Data shown:

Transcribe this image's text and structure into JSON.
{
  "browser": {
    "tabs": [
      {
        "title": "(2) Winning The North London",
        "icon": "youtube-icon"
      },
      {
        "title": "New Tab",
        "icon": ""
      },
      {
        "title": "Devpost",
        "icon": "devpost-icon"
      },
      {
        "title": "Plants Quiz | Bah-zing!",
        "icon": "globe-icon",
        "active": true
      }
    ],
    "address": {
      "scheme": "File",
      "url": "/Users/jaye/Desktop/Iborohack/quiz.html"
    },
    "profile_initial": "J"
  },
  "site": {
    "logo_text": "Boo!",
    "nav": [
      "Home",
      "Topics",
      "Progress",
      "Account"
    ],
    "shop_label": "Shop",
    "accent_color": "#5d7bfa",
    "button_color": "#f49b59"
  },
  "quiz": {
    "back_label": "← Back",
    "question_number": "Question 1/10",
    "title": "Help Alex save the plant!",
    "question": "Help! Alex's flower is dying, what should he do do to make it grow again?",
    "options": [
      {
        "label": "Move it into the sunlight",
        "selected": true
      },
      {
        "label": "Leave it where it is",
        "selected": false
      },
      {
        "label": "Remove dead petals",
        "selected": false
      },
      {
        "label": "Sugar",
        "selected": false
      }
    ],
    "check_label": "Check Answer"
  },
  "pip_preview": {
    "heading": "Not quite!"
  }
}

Stated problem: Copy every line of the entries above in which "Alex" occurs.

Expected answer:
    "title": "Help Alex save the plant!",
    "question": "Help! Alex's flower is dying, what should he do do to make it grow again?",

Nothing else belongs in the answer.